[What is required] Rewrite the stretch of entries from the start through the line that contains "sample-marker xyxy=(487,84,499,96)", swapping "underfitting" for "high bias" everywhere and keeping all else unchanged.

◇ ◇ ◇ ◇

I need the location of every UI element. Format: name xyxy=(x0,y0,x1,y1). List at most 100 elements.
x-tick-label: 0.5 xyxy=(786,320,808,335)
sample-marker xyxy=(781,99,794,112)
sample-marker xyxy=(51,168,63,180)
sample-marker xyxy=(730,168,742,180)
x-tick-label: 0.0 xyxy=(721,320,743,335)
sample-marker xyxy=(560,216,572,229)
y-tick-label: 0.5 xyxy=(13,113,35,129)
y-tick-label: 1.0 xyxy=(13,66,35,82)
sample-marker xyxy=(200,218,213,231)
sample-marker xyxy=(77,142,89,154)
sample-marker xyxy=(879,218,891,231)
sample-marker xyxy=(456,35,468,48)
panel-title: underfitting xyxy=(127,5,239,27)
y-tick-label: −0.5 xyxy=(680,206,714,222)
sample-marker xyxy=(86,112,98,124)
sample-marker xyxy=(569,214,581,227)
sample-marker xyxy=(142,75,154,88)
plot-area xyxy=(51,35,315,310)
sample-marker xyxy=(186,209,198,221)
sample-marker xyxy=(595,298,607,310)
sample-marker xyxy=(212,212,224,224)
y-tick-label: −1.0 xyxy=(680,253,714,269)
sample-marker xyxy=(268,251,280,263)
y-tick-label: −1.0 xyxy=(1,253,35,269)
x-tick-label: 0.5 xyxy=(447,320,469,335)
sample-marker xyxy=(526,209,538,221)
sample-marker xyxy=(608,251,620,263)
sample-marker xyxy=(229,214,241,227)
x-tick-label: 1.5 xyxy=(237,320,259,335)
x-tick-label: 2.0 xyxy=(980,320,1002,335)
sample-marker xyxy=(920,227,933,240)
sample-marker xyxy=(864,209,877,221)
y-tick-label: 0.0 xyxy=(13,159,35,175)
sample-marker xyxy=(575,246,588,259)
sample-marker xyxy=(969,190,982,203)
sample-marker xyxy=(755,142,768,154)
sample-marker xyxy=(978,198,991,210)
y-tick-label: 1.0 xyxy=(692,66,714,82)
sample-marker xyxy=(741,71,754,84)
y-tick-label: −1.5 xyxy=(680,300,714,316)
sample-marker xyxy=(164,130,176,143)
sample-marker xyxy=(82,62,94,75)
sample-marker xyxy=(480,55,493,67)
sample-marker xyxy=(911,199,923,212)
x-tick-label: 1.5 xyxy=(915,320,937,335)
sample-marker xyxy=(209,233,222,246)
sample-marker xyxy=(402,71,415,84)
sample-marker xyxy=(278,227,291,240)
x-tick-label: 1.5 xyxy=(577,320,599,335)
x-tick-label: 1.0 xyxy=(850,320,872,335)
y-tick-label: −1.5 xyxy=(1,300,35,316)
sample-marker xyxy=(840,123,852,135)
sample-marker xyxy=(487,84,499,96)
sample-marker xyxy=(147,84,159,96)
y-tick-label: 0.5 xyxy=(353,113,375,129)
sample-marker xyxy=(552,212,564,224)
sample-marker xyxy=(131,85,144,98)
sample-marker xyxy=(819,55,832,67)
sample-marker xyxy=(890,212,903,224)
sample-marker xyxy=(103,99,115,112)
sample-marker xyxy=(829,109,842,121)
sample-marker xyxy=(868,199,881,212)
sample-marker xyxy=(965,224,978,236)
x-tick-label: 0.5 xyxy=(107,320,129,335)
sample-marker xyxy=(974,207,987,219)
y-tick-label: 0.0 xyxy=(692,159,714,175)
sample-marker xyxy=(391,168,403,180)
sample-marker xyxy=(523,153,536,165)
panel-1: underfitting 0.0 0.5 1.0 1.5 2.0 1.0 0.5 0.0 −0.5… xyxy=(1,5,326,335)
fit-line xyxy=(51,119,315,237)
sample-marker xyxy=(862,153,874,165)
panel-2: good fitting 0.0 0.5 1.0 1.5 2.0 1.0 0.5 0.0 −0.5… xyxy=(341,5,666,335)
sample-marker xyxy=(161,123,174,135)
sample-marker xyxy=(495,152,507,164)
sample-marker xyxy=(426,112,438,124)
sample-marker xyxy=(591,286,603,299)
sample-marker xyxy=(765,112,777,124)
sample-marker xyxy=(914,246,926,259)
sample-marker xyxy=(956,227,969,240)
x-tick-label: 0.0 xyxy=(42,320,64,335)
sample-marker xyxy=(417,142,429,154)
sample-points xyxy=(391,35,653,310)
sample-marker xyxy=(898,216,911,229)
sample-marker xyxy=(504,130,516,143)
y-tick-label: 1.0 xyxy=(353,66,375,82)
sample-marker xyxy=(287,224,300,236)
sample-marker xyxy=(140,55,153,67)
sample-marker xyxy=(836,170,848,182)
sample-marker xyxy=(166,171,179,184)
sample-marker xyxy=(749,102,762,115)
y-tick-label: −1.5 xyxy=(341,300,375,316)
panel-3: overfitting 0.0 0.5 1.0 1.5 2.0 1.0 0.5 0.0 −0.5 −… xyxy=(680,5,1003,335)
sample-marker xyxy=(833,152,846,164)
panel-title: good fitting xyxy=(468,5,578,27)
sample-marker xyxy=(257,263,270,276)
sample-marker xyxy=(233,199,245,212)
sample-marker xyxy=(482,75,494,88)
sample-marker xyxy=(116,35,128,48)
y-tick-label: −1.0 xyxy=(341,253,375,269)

◇ ◇ ◇ ◇

[Complete answer]
I need the location of every UI element. Format: name xyxy=(x0,y0,x1,y1). List at most 100 elements.
x-tick-label: 0.5 xyxy=(786,320,808,335)
sample-marker xyxy=(781,99,794,112)
sample-marker xyxy=(51,168,63,180)
sample-marker xyxy=(730,168,742,180)
x-tick-label: 0.0 xyxy=(721,320,743,335)
sample-marker xyxy=(560,216,572,229)
y-tick-label: 0.5 xyxy=(13,113,35,129)
y-tick-label: 1.0 xyxy=(13,66,35,82)
sample-marker xyxy=(200,218,213,231)
sample-marker xyxy=(77,142,89,154)
sample-marker xyxy=(879,218,891,231)
sample-marker xyxy=(456,35,468,48)
panel-title: high bias xyxy=(127,5,239,27)
y-tick-label: −0.5 xyxy=(680,206,714,222)
sample-marker xyxy=(86,112,98,124)
sample-marker xyxy=(569,214,581,227)
sample-marker xyxy=(142,75,154,88)
plot-area xyxy=(51,35,315,310)
sample-marker xyxy=(186,209,198,221)
sample-marker xyxy=(595,298,607,310)
sample-marker xyxy=(212,212,224,224)
y-tick-label: −1.0 xyxy=(680,253,714,269)
sample-marker xyxy=(268,251,280,263)
y-tick-label: −1.0 xyxy=(1,253,35,269)
x-tick-label: 0.5 xyxy=(447,320,469,335)
sample-marker xyxy=(526,209,538,221)
sample-marker xyxy=(608,251,620,263)
sample-marker xyxy=(229,214,241,227)
x-tick-label: 1.5 xyxy=(237,320,259,335)
x-tick-label: 2.0 xyxy=(980,320,1002,335)
sample-marker xyxy=(920,227,933,240)
sample-marker xyxy=(864,209,877,221)
y-tick-label: 0.0 xyxy=(13,159,35,175)
sample-marker xyxy=(575,246,588,259)
sample-marker xyxy=(969,190,982,203)
sample-marker xyxy=(755,142,768,154)
sample-marker xyxy=(978,198,991,210)
y-tick-label: 1.0 xyxy=(692,66,714,82)
sample-marker xyxy=(741,71,754,84)
y-tick-label: −1.5 xyxy=(680,300,714,316)
sample-marker xyxy=(164,130,176,143)
sample-marker xyxy=(82,62,94,75)
sample-marker xyxy=(480,55,493,67)
sample-marker xyxy=(911,199,923,212)
x-tick-label: 1.5 xyxy=(915,320,937,335)
sample-marker xyxy=(209,233,222,246)
sample-marker xyxy=(402,71,415,84)
sample-marker xyxy=(278,227,291,240)
x-tick-label: 1.5 xyxy=(577,320,599,335)
x-tick-label: 1.0 xyxy=(850,320,872,335)
y-tick-label: −1.5 xyxy=(1,300,35,316)
sample-marker xyxy=(840,123,852,135)
sample-marker xyxy=(487,84,499,96)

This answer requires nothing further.